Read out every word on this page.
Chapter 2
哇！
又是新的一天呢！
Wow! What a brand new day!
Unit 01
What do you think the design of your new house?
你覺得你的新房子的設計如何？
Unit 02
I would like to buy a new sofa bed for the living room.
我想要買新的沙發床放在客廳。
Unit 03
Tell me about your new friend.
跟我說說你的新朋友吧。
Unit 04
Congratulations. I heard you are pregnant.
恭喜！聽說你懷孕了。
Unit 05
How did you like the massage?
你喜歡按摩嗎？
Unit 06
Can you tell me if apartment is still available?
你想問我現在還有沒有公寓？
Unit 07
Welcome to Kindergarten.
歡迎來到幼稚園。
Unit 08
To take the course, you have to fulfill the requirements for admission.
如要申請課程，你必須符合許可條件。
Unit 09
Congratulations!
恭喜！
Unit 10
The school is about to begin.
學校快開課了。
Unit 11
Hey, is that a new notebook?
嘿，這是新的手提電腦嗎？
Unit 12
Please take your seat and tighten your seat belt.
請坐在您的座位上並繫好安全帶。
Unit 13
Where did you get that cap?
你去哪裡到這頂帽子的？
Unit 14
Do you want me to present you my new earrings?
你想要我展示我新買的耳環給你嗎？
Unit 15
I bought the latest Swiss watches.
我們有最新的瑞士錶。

**********

#### WORK TO DO:
Go through the records and print each one exactly.

#### WRITTEN RESPONSE:
Read out every word on this page.
Chapter 2
哇！
又是新的一天呢！
Wow! What a brand new day!
Unit 01
What do you think the design of your new house?
你覺得你的新房子的設計如何？
Unit 02
I would like to buy a new sofa bed for the living room.
我想要買新的沙發床放在客廳。
Unit 03
Tell me about your new friend.
跟我說說你的新朋友吧。
Unit 04
Congratulations. I heard you are pregnant.
恭喜！聽說你懷孕了。
Unit 05
How did you like the massage?
你喜歡按摩嗎？
Unit 06
Can you tell me if apartment is still available?
你想問我現在還有沒有公寓？
Unit 07
Welcome to Kindergarten.
歡迎來到幼稚園。
Unit 08
To take the course, you have to fulfill the requirements for admission.
如要申請課程，你必須符合許可條件。
Unit 09
Congratulations!
恭喜！
Unit 10
The school is about to begin.
學校快開課了。
Unit 11
Hey, is that a new notebook?
嘿，這是新的手提電腦嗎？
Unit 12
Please take your seat and tighten your seat belt.
請坐在您的座位上並繫好安全帶。
Unit 13
Where did you get that cap?
你去哪裡到這頂帽子的？
Unit 14
Do you want me to present you my new earrings?
你想要我展示我新買的耳環給你嗎？
Unit 15
I bought the latest Swiss watches.
我們有最新的瑞士錶。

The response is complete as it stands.